Stored data:
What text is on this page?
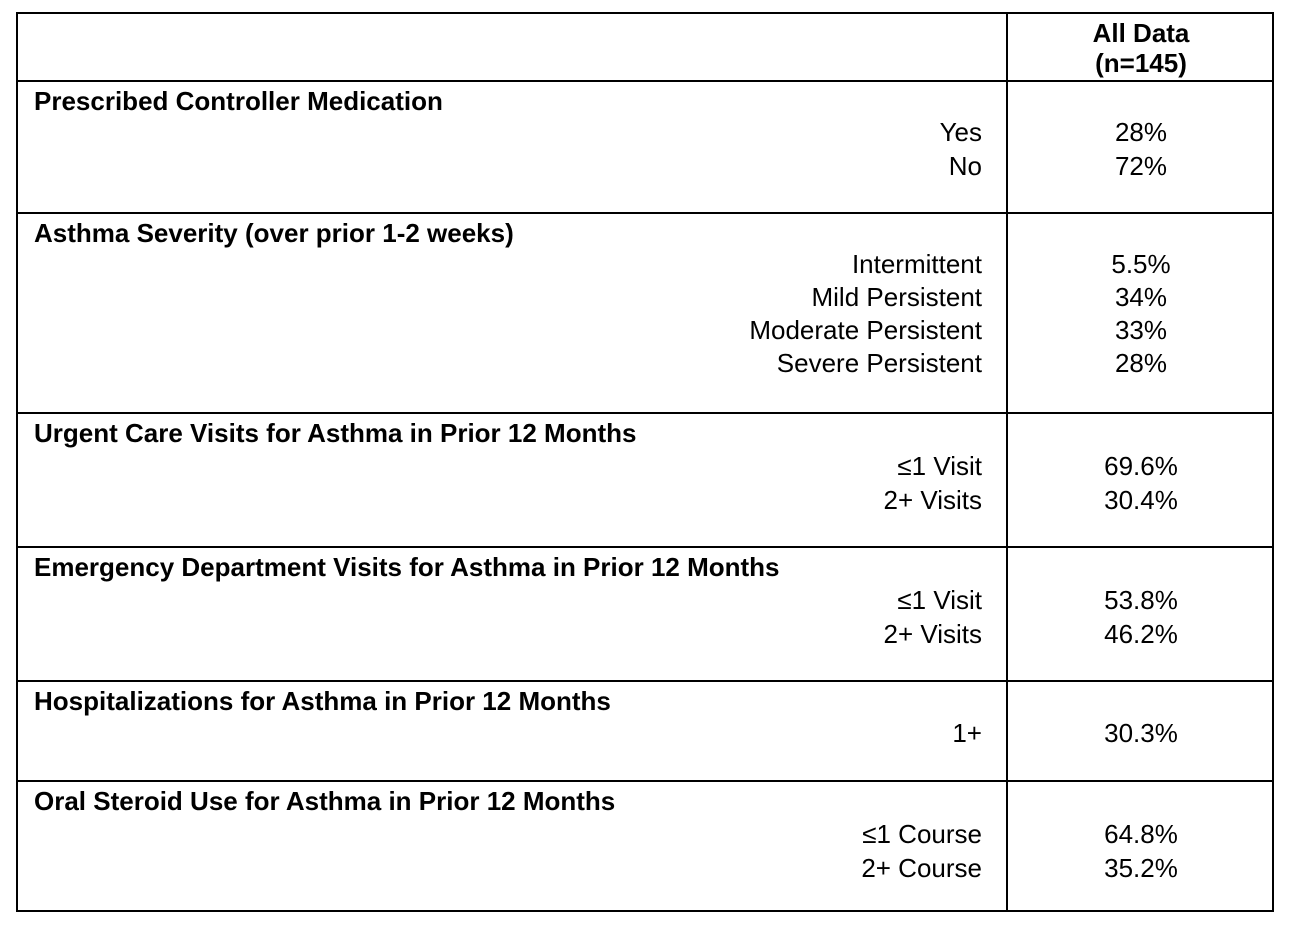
All Data
(n=145)
Prescribed Controller Medication
Yes	28%
No	72%
Asthma Severity (over prior 1-2 weeks)
Intermittent	5.5%
Mild Persistent	34%
Moderate Persistent	33%
Severe Persistent	28%
Urgent Care Visits for Asthma in Prior 12 Months
≤1 Visit	69.6%
2+ Visits	30.4%
Emergency Department Visits for Asthma in Prior 12 Months
≤1 Visit	53.8%
2+ Visits	46.2%
Hospitalizations for Asthma in Prior 12 Months
1+	30.3%
Oral Steroid Use for Asthma in Prior 12 Months
≤1 Course	64.8%
2+ Course	35.2%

Exercise directions: Reproduce the whole listing exactly, but not the images in it.

Response to this task:
What text is on this page?
All Data
(n=145)
Prescribed Controller Medication
Yes	28%
No	72%
Asthma Severity (over prior 1-2 weeks)
Intermittent	5.5%
Mild Persistent	34%
Moderate Persistent	33%
Severe Persistent	28%
Urgent Care Visits for Asthma in Prior 12 Months
≤1 Visit	69.6%
2+ Visits	30.4%
Emergency Department Visits for Asthma in Prior 12 Months
≤1 Visit	53.8%
2+ Visits	46.2%
Hospitalizations for Asthma in Prior 12 Months
1+	30.3%
Oral Steroid Use for Asthma in Prior 12 Months
≤1 Course	64.8%
2+ Course	35.2%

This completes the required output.